**EXERCISE MATERIAL:**

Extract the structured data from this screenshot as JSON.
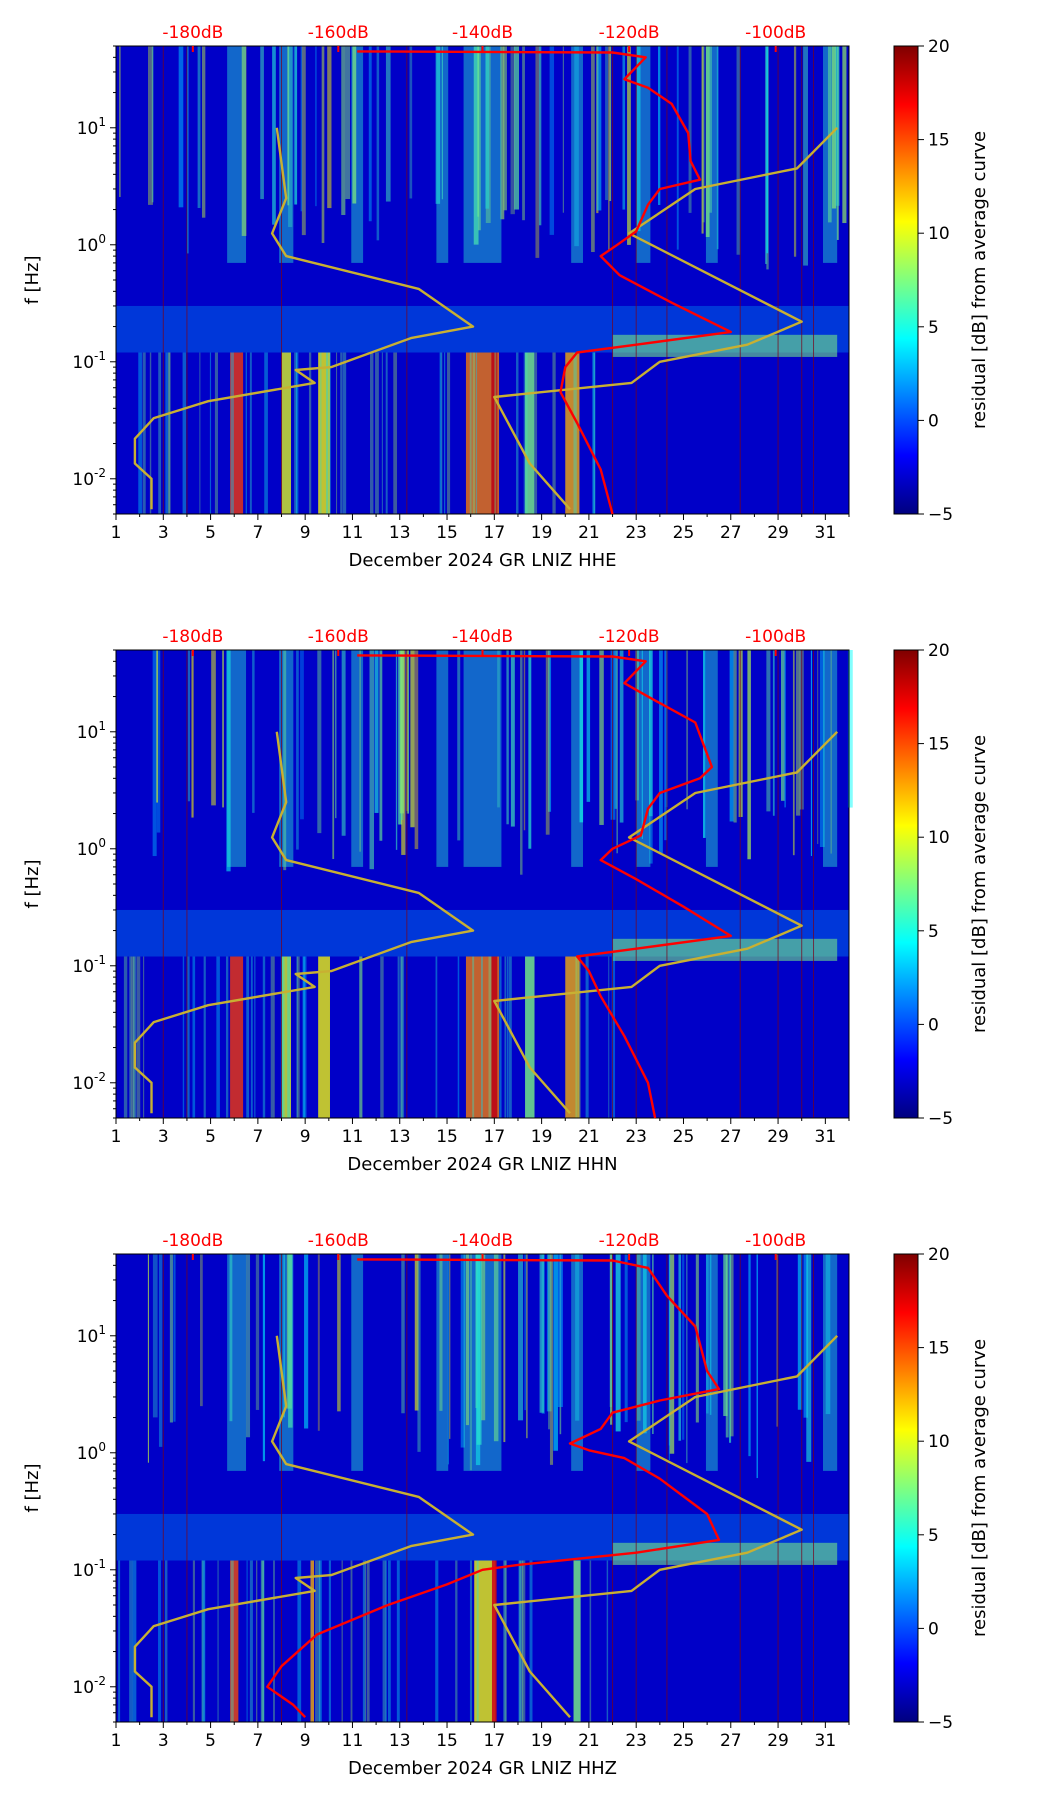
{
  "chart_data": [
    {
      "type": "heatmap",
      "title": "",
      "xlabel": "December 2024 GR LNIZ  HHE",
      "ylabel": "f [Hz]",
      "x_ticks": [
        "1",
        "3",
        "5",
        "7",
        "9",
        "11",
        "13",
        "15",
        "17",
        "19",
        "21",
        "23",
        "25",
        "27",
        "29",
        "31"
      ],
      "xlim": [
        1,
        32
      ],
      "y_ticks": [
        "10^-2",
        "10^-1",
        "10^0",
        "10^1"
      ],
      "ylim_hz": [
        0.005,
        50
      ],
      "top_axis_ticks": [
        "-180dB",
        "-160dB",
        "-140dB",
        "-120dB",
        "-100dB"
      ],
      "colorbar": {
        "label": "residual [dB] from average curve",
        "min": -5,
        "max": 20,
        "ticks": [
          "20",
          "15",
          "10",
          "5",
          "0",
          "−5"
        ]
      },
      "series": [
        {
          "name": "reference noise model",
          "color": "#c8b032",
          "points": [
            [
              7.8,
              10
            ],
            [
              8.2,
              2.5
            ],
            [
              7.6,
              1.25
            ],
            [
              8.2,
              0.8
            ],
            [
              13.8,
              0.42
            ],
            [
              16.1,
              0.2
            ],
            [
              13.5,
              0.16
            ],
            [
              10.1,
              0.09
            ],
            [
              8.6,
              0.085
            ],
            [
              9.4,
              0.066
            ],
            [
              4.9,
              0.046
            ],
            [
              2.6,
              0.033
            ],
            [
              1.8,
              0.022
            ],
            [
              1.8,
              0.0135
            ],
            [
              2.5,
              0.01
            ],
            [
              2.5,
              0.0055
            ]
          ]
        },
        {
          "name": "reference noise model (right)",
          "color": "#c8b032",
          "points": [
            [
              31.5,
              10
            ],
            [
              29.8,
              4.5
            ],
            [
              25.5,
              3
            ],
            [
              22.7,
              1.25
            ],
            [
              30,
              0.22
            ],
            [
              27.7,
              0.14
            ],
            [
              24,
              0.1
            ],
            [
              22.8,
              0.066
            ],
            [
              17,
              0.05
            ],
            [
              18.5,
              0.0135
            ],
            [
              20.2,
              0.0055
            ]
          ]
        },
        {
          "name": "median PSD",
          "color": "#ff0000",
          "points": [
            [
              11.2,
              45
            ],
            [
              22,
              44
            ],
            [
              23.4,
              40
            ],
            [
              22.5,
              26
            ],
            [
              23.5,
              22
            ],
            [
              24.5,
              16
            ],
            [
              25.2,
              9
            ],
            [
              25.3,
              5.2
            ],
            [
              25.7,
              3.6
            ],
            [
              24,
              3
            ],
            [
              23.5,
              2.2
            ],
            [
              23,
              1.3
            ],
            [
              22.2,
              1
            ],
            [
              21.5,
              0.8
            ],
            [
              22.3,
              0.55
            ],
            [
              24.5,
              0.32
            ],
            [
              27,
              0.18
            ],
            [
              23,
              0.14
            ],
            [
              20.5,
              0.12
            ],
            [
              20,
              0.09
            ],
            [
              19.8,
              0.055
            ],
            [
              20.5,
              0.03
            ],
            [
              21.5,
              0.012
            ],
            [
              22,
              0.005
            ]
          ]
        }
      ]
    },
    {
      "type": "heatmap",
      "title": "",
      "xlabel": "December 2024 GR LNIZ  HHN",
      "ylabel": "f [Hz]",
      "x_ticks": [
        "1",
        "3",
        "5",
        "7",
        "9",
        "11",
        "13",
        "15",
        "17",
        "19",
        "21",
        "23",
        "25",
        "27",
        "29",
        "31"
      ],
      "xlim": [
        1,
        32
      ],
      "y_ticks": [
        "10^-2",
        "10^-1",
        "10^0",
        "10^1"
      ],
      "ylim_hz": [
        0.005,
        50
      ],
      "top_axis_ticks": [
        "-180dB",
        "-160dB",
        "-140dB",
        "-120dB",
        "-100dB"
      ],
      "colorbar": {
        "label": "residual [dB] from average curve",
        "min": -5,
        "max": 20,
        "ticks": [
          "20",
          "15",
          "10",
          "5",
          "0",
          "−5"
        ]
      },
      "series": [
        {
          "name": "reference noise model",
          "color": "#c8b032",
          "points": [
            [
              7.8,
              10
            ],
            [
              8.2,
              2.5
            ],
            [
              7.6,
              1.25
            ],
            [
              8.2,
              0.8
            ],
            [
              13.8,
              0.42
            ],
            [
              16.1,
              0.2
            ],
            [
              13.5,
              0.16
            ],
            [
              10.1,
              0.09
            ],
            [
              8.6,
              0.085
            ],
            [
              9.4,
              0.066
            ],
            [
              4.9,
              0.046
            ],
            [
              2.6,
              0.033
            ],
            [
              1.8,
              0.022
            ],
            [
              1.8,
              0.0135
            ],
            [
              2.5,
              0.01
            ],
            [
              2.5,
              0.0055
            ]
          ]
        },
        {
          "name": "reference noise model (right)",
          "color": "#c8b032",
          "points": [
            [
              31.5,
              10
            ],
            [
              29.8,
              4.5
            ],
            [
              25.5,
              3
            ],
            [
              22.7,
              1.25
            ],
            [
              30,
              0.22
            ],
            [
              27.7,
              0.14
            ],
            [
              24,
              0.1
            ],
            [
              22.8,
              0.066
            ],
            [
              17,
              0.05
            ],
            [
              18.5,
              0.0135
            ],
            [
              20.2,
              0.0055
            ]
          ]
        },
        {
          "name": "median PSD",
          "color": "#ff0000",
          "points": [
            [
              11.2,
              45
            ],
            [
              22,
              44
            ],
            [
              23.4,
              40
            ],
            [
              22.5,
              26
            ],
            [
              23.5,
              20
            ],
            [
              25.5,
              12
            ],
            [
              26.2,
              5
            ],
            [
              25.7,
              4
            ],
            [
              24,
              3
            ],
            [
              23.5,
              2.2
            ],
            [
              23.2,
              1.3
            ],
            [
              22,
              1
            ],
            [
              21.5,
              0.8
            ],
            [
              23,
              0.55
            ],
            [
              25,
              0.32
            ],
            [
              27,
              0.18
            ],
            [
              23,
              0.14
            ],
            [
              20.5,
              0.12
            ],
            [
              21,
              0.09
            ],
            [
              21.5,
              0.055
            ],
            [
              22.5,
              0.025
            ],
            [
              23.5,
              0.01
            ],
            [
              23.8,
              0.005
            ]
          ]
        }
      ]
    },
    {
      "type": "heatmap",
      "title": "",
      "xlabel": "December 2024 GR LNIZ  HHZ",
      "ylabel": "f [Hz]",
      "x_ticks": [
        "1",
        "3",
        "5",
        "7",
        "9",
        "11",
        "13",
        "15",
        "17",
        "19",
        "21",
        "23",
        "25",
        "27",
        "29",
        "31"
      ],
      "xlim": [
        1,
        32
      ],
      "y_ticks": [
        "10^-2",
        "10^-1",
        "10^0",
        "10^1"
      ],
      "ylim_hz": [
        0.005,
        50
      ],
      "top_axis_ticks": [
        "-180dB",
        "-160dB",
        "-140dB",
        "-120dB",
        "-100dB"
      ],
      "colorbar": {
        "label": "residual [dB] from average curve",
        "min": -5,
        "max": 20,
        "ticks": [
          "20",
          "15",
          "10",
          "5",
          "0",
          "−5"
        ]
      },
      "series": [
        {
          "name": "reference noise model",
          "color": "#c8b032",
          "points": [
            [
              7.8,
              10
            ],
            [
              8.2,
              2.5
            ],
            [
              7.6,
              1.25
            ],
            [
              8.2,
              0.8
            ],
            [
              13.8,
              0.42
            ],
            [
              16.1,
              0.2
            ],
            [
              13.5,
              0.16
            ],
            [
              10.1,
              0.09
            ],
            [
              8.6,
              0.085
            ],
            [
              9.4,
              0.066
            ],
            [
              4.9,
              0.046
            ],
            [
              2.6,
              0.033
            ],
            [
              1.8,
              0.022
            ],
            [
              1.8,
              0.0135
            ],
            [
              2.5,
              0.01
            ],
            [
              2.5,
              0.0055
            ]
          ]
        },
        {
          "name": "reference noise model (right)",
          "color": "#c8b032",
          "points": [
            [
              31.5,
              10
            ],
            [
              29.8,
              4.5
            ],
            [
              25.5,
              3
            ],
            [
              22.7,
              1.25
            ],
            [
              30,
              0.22
            ],
            [
              27.7,
              0.14
            ],
            [
              24,
              0.1
            ],
            [
              22.8,
              0.066
            ],
            [
              17,
              0.05
            ],
            [
              18.5,
              0.0135
            ],
            [
              20.2,
              0.0055
            ]
          ]
        },
        {
          "name": "median PSD",
          "color": "#ff0000",
          "points": [
            [
              11.2,
              45
            ],
            [
              22,
              44
            ],
            [
              23.5,
              38
            ],
            [
              24.3,
              22
            ],
            [
              25.5,
              12
            ],
            [
              26,
              5
            ],
            [
              26.5,
              3.5
            ],
            [
              24,
              2.8
            ],
            [
              22,
              2.2
            ],
            [
              21.5,
              1.6
            ],
            [
              20.2,
              1.2
            ],
            [
              21,
              1.05
            ],
            [
              22.5,
              0.9
            ],
            [
              24,
              0.6
            ],
            [
              26,
              0.3
            ],
            [
              26.5,
              0.18
            ],
            [
              23,
              0.14
            ],
            [
              18,
              0.11
            ],
            [
              16.5,
              0.1
            ],
            [
              15,
              0.075
            ],
            [
              12.5,
              0.05
            ],
            [
              9.5,
              0.028
            ],
            [
              8,
              0.015
            ],
            [
              7.4,
              0.01
            ],
            [
              8.5,
              0.007
            ],
            [
              9,
              0.0055
            ]
          ]
        }
      ]
    }
  ]
}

**INSTRUCTIONS FOR THE TASK:**
Copy all lines of the listing above that contain the string "LNIZ".

**TASK SOLUTION:**
      "xlabel": "December 2024 GR LNIZ  HHE",
      "xlabel": "December 2024 GR LNIZ  HHN",
      "xlabel": "December 2024 GR LNIZ  HHZ",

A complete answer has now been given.